:: DATA TO USE ::

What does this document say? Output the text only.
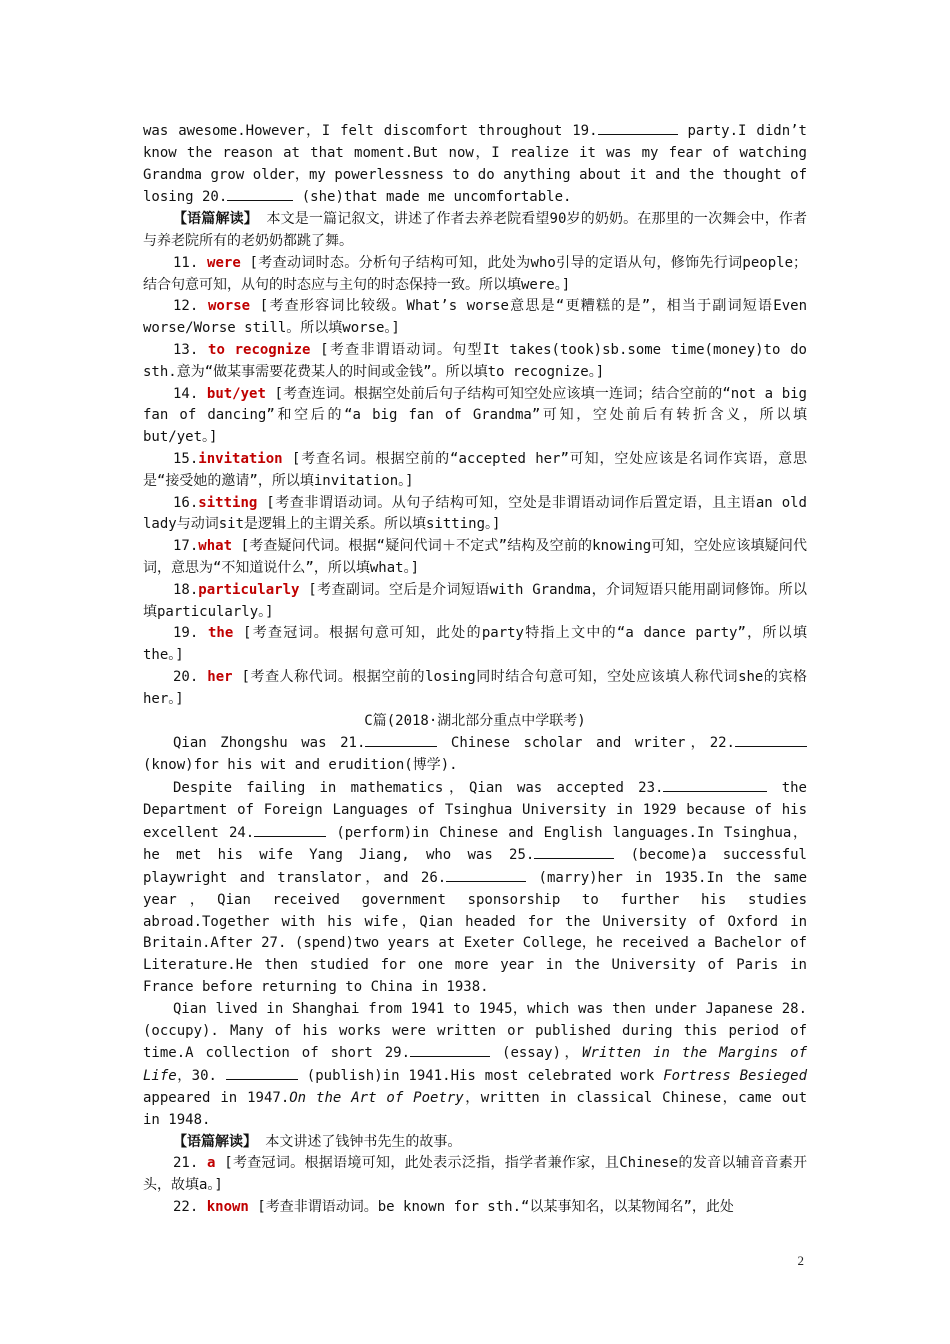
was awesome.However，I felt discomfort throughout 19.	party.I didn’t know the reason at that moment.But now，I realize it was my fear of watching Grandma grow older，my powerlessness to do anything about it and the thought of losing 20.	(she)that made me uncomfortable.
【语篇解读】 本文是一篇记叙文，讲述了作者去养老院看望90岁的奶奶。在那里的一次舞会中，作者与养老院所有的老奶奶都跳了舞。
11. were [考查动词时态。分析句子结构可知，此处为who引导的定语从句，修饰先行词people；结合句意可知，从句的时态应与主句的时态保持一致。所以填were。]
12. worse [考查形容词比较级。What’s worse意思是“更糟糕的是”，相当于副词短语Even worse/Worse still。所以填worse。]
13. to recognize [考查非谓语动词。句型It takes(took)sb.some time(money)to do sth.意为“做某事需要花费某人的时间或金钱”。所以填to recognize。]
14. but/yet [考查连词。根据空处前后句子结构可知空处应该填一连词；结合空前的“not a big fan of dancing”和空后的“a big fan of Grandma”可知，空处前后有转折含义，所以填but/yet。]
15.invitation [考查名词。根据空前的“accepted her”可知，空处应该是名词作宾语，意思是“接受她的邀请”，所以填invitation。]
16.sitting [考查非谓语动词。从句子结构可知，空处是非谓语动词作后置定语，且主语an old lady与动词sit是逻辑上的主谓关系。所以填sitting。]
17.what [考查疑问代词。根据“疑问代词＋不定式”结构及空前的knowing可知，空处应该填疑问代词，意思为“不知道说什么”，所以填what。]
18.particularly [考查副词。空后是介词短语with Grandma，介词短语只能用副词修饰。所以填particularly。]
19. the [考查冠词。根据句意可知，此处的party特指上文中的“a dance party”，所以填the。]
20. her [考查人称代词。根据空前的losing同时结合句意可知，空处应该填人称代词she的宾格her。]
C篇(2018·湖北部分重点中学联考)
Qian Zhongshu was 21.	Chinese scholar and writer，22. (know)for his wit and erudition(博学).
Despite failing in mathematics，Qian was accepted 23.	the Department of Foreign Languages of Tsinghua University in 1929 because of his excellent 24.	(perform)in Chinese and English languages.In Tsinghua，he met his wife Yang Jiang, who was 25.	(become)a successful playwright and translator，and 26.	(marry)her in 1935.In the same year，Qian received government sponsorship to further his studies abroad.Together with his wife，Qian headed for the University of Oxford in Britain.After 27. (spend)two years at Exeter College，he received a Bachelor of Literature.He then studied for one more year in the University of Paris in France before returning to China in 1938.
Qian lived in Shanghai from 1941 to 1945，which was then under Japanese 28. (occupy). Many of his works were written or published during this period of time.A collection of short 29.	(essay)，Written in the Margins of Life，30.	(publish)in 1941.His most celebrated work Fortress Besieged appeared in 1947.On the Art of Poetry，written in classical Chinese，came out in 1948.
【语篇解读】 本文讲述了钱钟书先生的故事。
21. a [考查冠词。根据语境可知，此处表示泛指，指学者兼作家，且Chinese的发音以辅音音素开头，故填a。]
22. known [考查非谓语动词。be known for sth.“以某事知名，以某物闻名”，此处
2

--

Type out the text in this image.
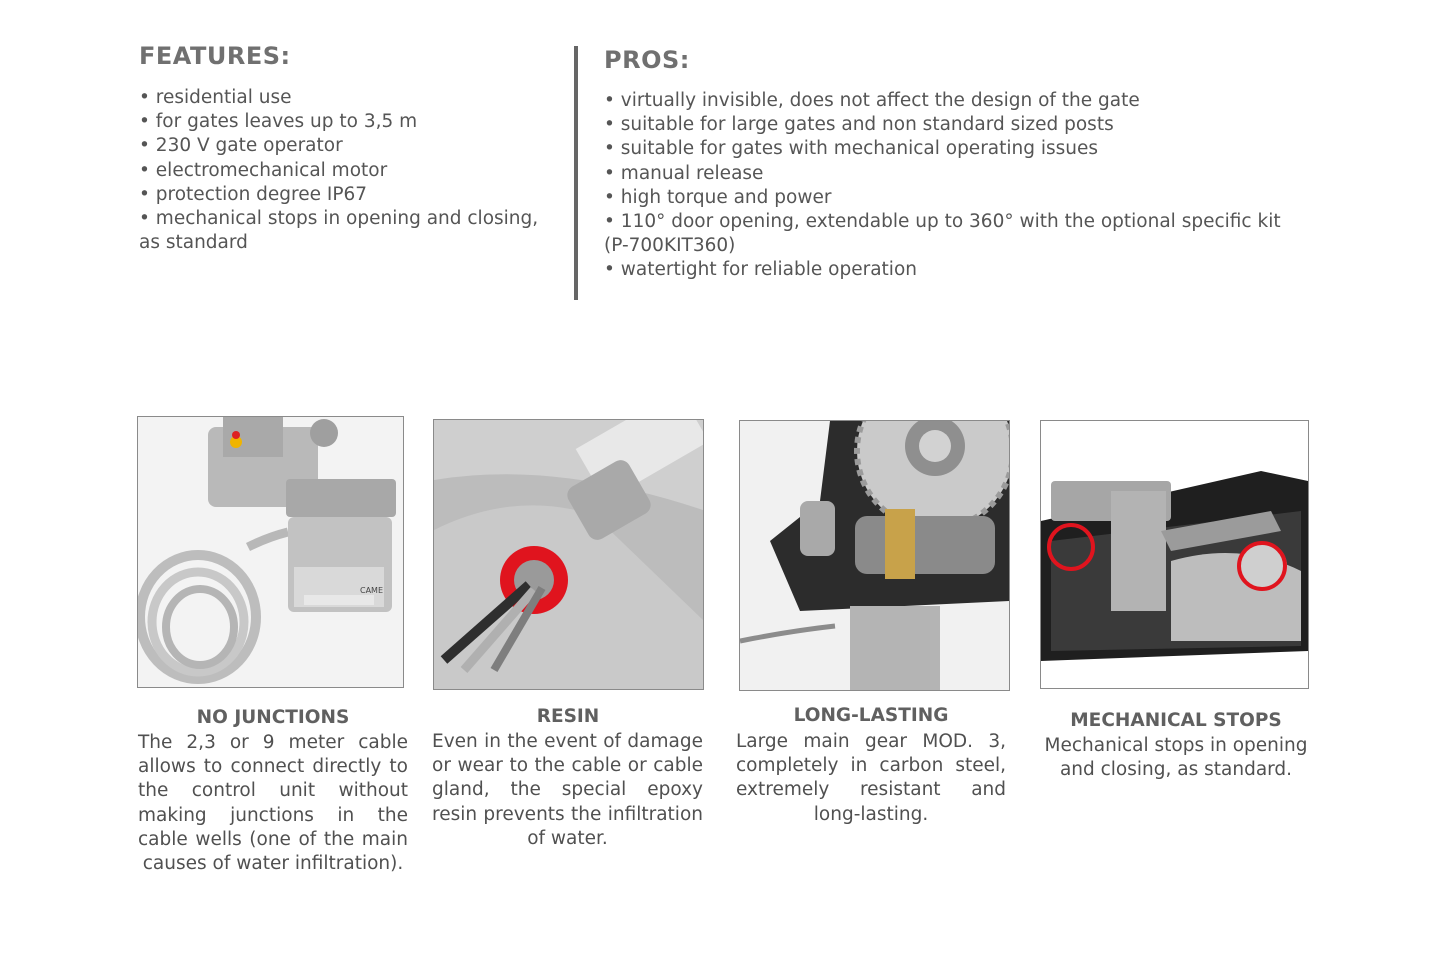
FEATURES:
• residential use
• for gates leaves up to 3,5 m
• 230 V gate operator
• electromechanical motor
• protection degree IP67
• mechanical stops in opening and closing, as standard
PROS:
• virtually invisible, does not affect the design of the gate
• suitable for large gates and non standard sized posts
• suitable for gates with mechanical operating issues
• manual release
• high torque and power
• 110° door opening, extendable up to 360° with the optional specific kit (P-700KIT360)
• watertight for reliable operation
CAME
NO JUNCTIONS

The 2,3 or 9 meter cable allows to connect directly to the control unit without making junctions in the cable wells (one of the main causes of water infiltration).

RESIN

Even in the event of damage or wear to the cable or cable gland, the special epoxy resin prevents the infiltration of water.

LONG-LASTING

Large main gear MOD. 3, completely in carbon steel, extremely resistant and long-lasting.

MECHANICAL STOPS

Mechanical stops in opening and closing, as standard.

:: EXERCISE AIM ::
Give the count of lines that hold the word "main", with nothing added.

:: THE COMPLETED TASK ::
2